• [Aim of the task]: Please output the records below in full, exactly as given, but without the images.

--*--

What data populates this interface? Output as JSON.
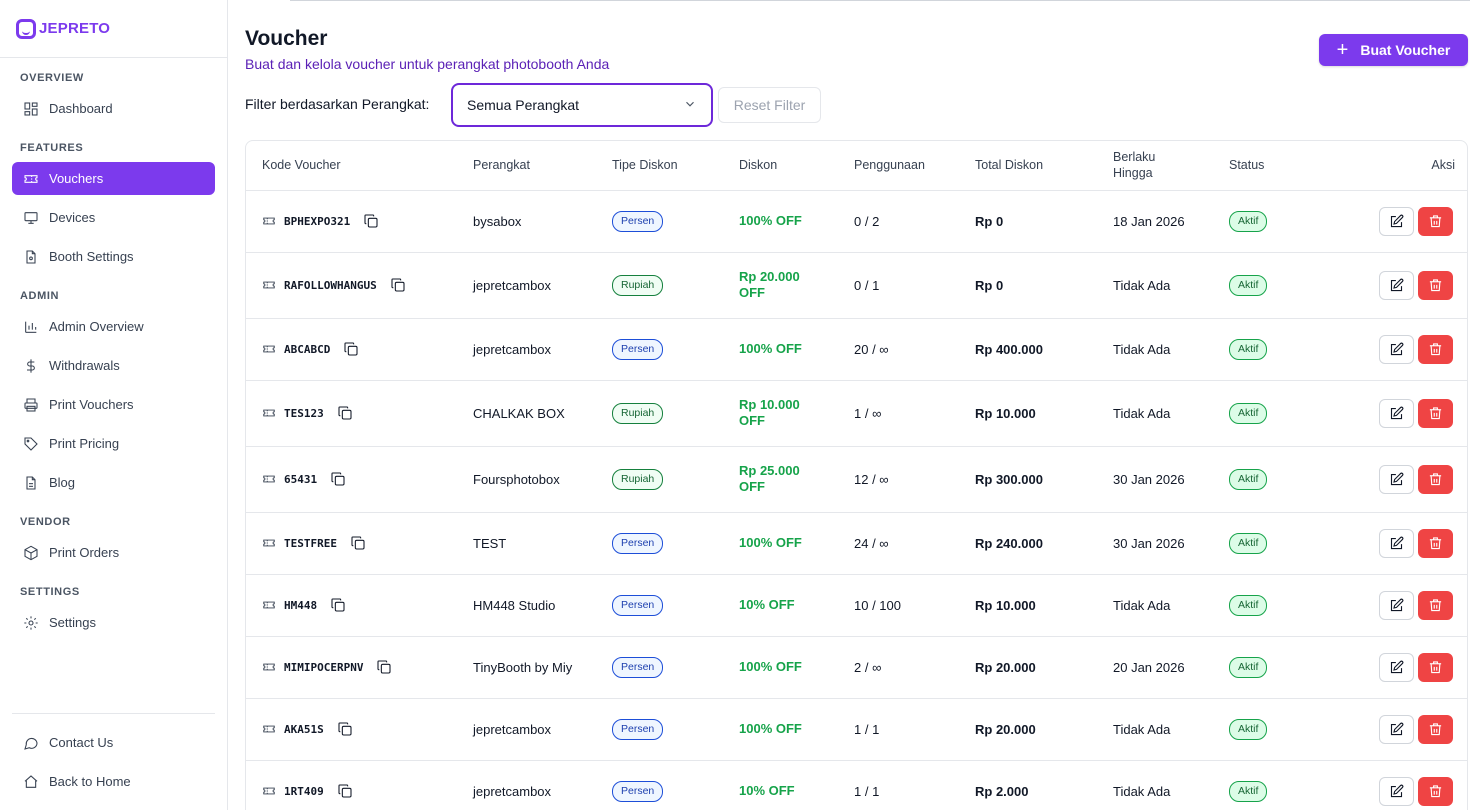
{
  "brand": {
    "name": "JEPRETO",
    "color": "#7c3aed"
  },
  "sidebar": {
    "sections": [
      {
        "title": "OVERVIEW",
        "items": [
          {
            "label": "Dashboard",
            "icon": "dashboard-icon"
          }
        ]
      },
      {
        "title": "FEATURES",
        "items": [
          {
            "label": "Vouchers",
            "icon": "ticket-icon",
            "active": true
          },
          {
            "label": "Devices",
            "icon": "monitor-icon"
          },
          {
            "label": "Booth Settings",
            "icon": "file-settings-icon"
          }
        ]
      },
      {
        "title": "ADMIN",
        "items": [
          {
            "label": "Admin Overview",
            "icon": "bar-chart-icon"
          },
          {
            "label": "Withdrawals",
            "icon": "dollar-icon"
          },
          {
            "label": "Print Vouchers",
            "icon": "printer-icon"
          },
          {
            "label": "Print Pricing",
            "icon": "tag-icon"
          },
          {
            "label": "Blog",
            "icon": "file-text-icon"
          }
        ]
      },
      {
        "title": "VENDOR",
        "items": [
          {
            "label": "Print Orders",
            "icon": "package-icon"
          }
        ]
      },
      {
        "title": "SETTINGS",
        "items": [
          {
            "label": "Settings",
            "icon": "gear-icon"
          }
        ]
      }
    ],
    "bottom": [
      {
        "label": "Contact Us",
        "icon": "chat-icon"
      },
      {
        "label": "Back to Home",
        "icon": "home-icon"
      }
    ]
  },
  "header": {
    "title": "Voucher",
    "subtitle": "Buat dan kelola voucher untuk perangkat photobooth Anda",
    "create_label": "Buat Voucher"
  },
  "filter": {
    "label": "Filter berdasarkan Perangkat:",
    "selected": "Semua Perangkat",
    "reset_label": "Reset Filter"
  },
  "table": {
    "columns": [
      "Kode Voucher",
      "Perangkat",
      "Tipe Diskon",
      "Diskon",
      "Penggunaan",
      "Total Diskon",
      "Berlaku Hingga",
      "Status",
      "Aksi"
    ],
    "rows": [
      {
        "code": "BPHEXPO321",
        "device": "bysabox",
        "type": "Persen",
        "discount": "100% OFF",
        "usage": "0 / 2",
        "total": "Rp 0",
        "valid": "18 Jan 2026",
        "status": "Aktif"
      },
      {
        "code": "RAFOLLOWHANGUS",
        "device": "jepretcambox",
        "type": "Rupiah",
        "discount": "Rp 20.000 OFF",
        "usage": "0 / 1",
        "total": "Rp 0",
        "valid": "Tidak Ada",
        "status": "Aktif"
      },
      {
        "code": "ABCABCD",
        "device": "jepretcambox",
        "type": "Persen",
        "discount": "100% OFF",
        "usage": "20 / ∞",
        "total": "Rp 400.000",
        "valid": "Tidak Ada",
        "status": "Aktif"
      },
      {
        "code": "TES123",
        "device": "CHALKAK BOX",
        "type": "Rupiah",
        "discount": "Rp 10.000 OFF",
        "usage": "1 / ∞",
        "total": "Rp 10.000",
        "valid": "Tidak Ada",
        "status": "Aktif"
      },
      {
        "code": "65431",
        "device": "Foursphotobox",
        "type": "Rupiah",
        "discount": "Rp 25.000 OFF",
        "usage": "12 / ∞",
        "total": "Rp 300.000",
        "valid": "30 Jan 2026",
        "status": "Aktif"
      },
      {
        "code": "TESTFREE",
        "device": "TEST",
        "type": "Persen",
        "discount": "100% OFF",
        "usage": "24 / ∞",
        "total": "Rp 240.000",
        "valid": "30 Jan 2026",
        "status": "Aktif"
      },
      {
        "code": "HM448",
        "device": "HM448 Studio",
        "type": "Persen",
        "discount": "10% OFF",
        "usage": "10 / 100",
        "total": "Rp 10.000",
        "valid": "Tidak Ada",
        "status": "Aktif"
      },
      {
        "code": "MIMIPOCERPNV",
        "device": "TinyBooth by Miy",
        "type": "Persen",
        "discount": "100% OFF",
        "usage": "2 / ∞",
        "total": "Rp 20.000",
        "valid": "20 Jan 2026",
        "status": "Aktif"
      },
      {
        "code": "AKA51S",
        "device": "jepretcambox",
        "type": "Persen",
        "discount": "100% OFF",
        "usage": "1 / 1",
        "total": "Rp 20.000",
        "valid": "Tidak Ada",
        "status": "Aktif"
      },
      {
        "code": "1RT409",
        "device": "jepretcambox",
        "type": "Persen",
        "discount": "10% OFF",
        "usage": "1 / 1",
        "total": "Rp 2.000",
        "valid": "Tidak Ada",
        "status": "Aktif"
      }
    ]
  }
}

--*--

• [Output of the task]:
What data populates this interface? Output as JSON.
{
  "brand": {
    "name": "JEPRETO",
    "color": "#7c3aed"
  },
  "sidebar": {
    "sections": [
      {
        "title": "OVERVIEW",
        "items": [
          {
            "label": "Dashboard",
            "icon": "dashboard-icon"
          }
        ]
      },
      {
        "title": "FEATURES",
        "items": [
          {
            "label": "Vouchers",
            "icon": "ticket-icon",
            "active": true
          },
          {
            "label": "Devices",
            "icon": "monitor-icon"
          },
          {
            "label": "Booth Settings",
            "icon": "file-settings-icon"
          }
        ]
      },
      {
        "title": "ADMIN",
        "items": [
          {
            "label": "Admin Overview",
            "icon": "bar-chart-icon"
          },
          {
            "label": "Withdrawals",
            "icon": "dollar-icon"
          },
          {
            "label": "Print Vouchers",
            "icon": "printer-icon"
          },
          {
            "label": "Print Pricing",
            "icon": "tag-icon"
          },
          {
            "label": "Blog",
            "icon": "file-text-icon"
          }
        ]
      },
      {
        "title": "VENDOR",
        "items": [
          {
            "label": "Print Orders",
            "icon": "package-icon"
          }
        ]
      },
      {
        "title": "SETTINGS",
        "items": [
          {
            "label": "Settings",
            "icon": "gear-icon"
          }
        ]
      }
    ],
    "bottom": [
      {
        "label": "Contact Us",
        "icon": "chat-icon"
      },
      {
        "label": "Back to Home",
        "icon": "home-icon"
      }
    ]
  },
  "header": {
    "title": "Voucher",
    "subtitle": "Buat dan kelola voucher untuk perangkat photobooth Anda",
    "create_label": "Buat Voucher"
  },
  "filter": {
    "label": "Filter berdasarkan Perangkat:",
    "selected": "Semua Perangkat",
    "reset_label": "Reset Filter"
  },
  "table": {
    "columns": [
      "Kode Voucher",
      "Perangkat",
      "Tipe Diskon",
      "Diskon",
      "Penggunaan",
      "Total Diskon",
      "Berlaku Hingga",
      "Status",
      "Aksi"
    ],
    "rows": [
      {
        "code": "BPHEXPO321",
        "device": "bysabox",
        "type": "Persen",
        "discount": "100% OFF",
        "usage": "0 / 2",
        "total": "Rp 0",
        "valid": "18 Jan 2026",
        "status": "Aktif"
      },
      {
        "code": "RAFOLLOWHANGUS",
        "device": "jepretcambox",
        "type": "Rupiah",
        "discount": "Rp 20.000 OFF",
        "usage": "0 / 1",
        "total": "Rp 0",
        "valid": "Tidak Ada",
        "status": "Aktif"
      },
      {
        "code": "ABCABCD",
        "device": "jepretcambox",
        "type": "Persen",
        "discount": "100% OFF",
        "usage": "20 / ∞",
        "total": "Rp 400.000",
        "valid": "Tidak Ada",
        "status": "Aktif"
      },
      {
        "code": "TES123",
        "device": "CHALKAK BOX",
        "type": "Rupiah",
        "discount": "Rp 10.000 OFF",
        "usage": "1 / ∞",
        "total": "Rp 10.000",
        "valid": "Tidak Ada",
        "status": "Aktif"
      },
      {
        "code": "65431",
        "device": "Foursphotobox",
        "type": "Rupiah",
        "discount": "Rp 25.000 OFF",
        "usage": "12 / ∞",
        "total": "Rp 300.000",
        "valid": "30 Jan 2026",
        "status": "Aktif"
      },
      {
        "code": "TESTFREE",
        "device": "TEST",
        "type": "Persen",
        "discount": "100% OFF",
        "usage": "24 / ∞",
        "total": "Rp 240.000",
        "valid": "30 Jan 2026",
        "status": "Aktif"
      },
      {
        "code": "HM448",
        "device": "HM448 Studio",
        "type": "Persen",
        "discount": "10% OFF",
        "usage": "10 / 100",
        "total": "Rp 10.000",
        "valid": "Tidak Ada",
        "status": "Aktif"
      },
      {
        "code": "MIMIPOCERPNV",
        "device": "TinyBooth by Miy",
        "type": "Persen",
        "discount": "100% OFF",
        "usage": "2 / ∞",
        "total": "Rp 20.000",
        "valid": "20 Jan 2026",
        "status": "Aktif"
      },
      {
        "code": "AKA51S",
        "device": "jepretcambox",
        "type": "Persen",
        "discount": "100% OFF",
        "usage": "1 / 1",
        "total": "Rp 20.000",
        "valid": "Tidak Ada",
        "status": "Aktif"
      },
      {
        "code": "1RT409",
        "device": "jepretcambox",
        "type": "Persen",
        "discount": "10% OFF",
        "usage": "1 / 1",
        "total": "Rp 2.000",
        "valid": "Tidak Ada",
        "status": "Aktif"
      }
    ]
  }
}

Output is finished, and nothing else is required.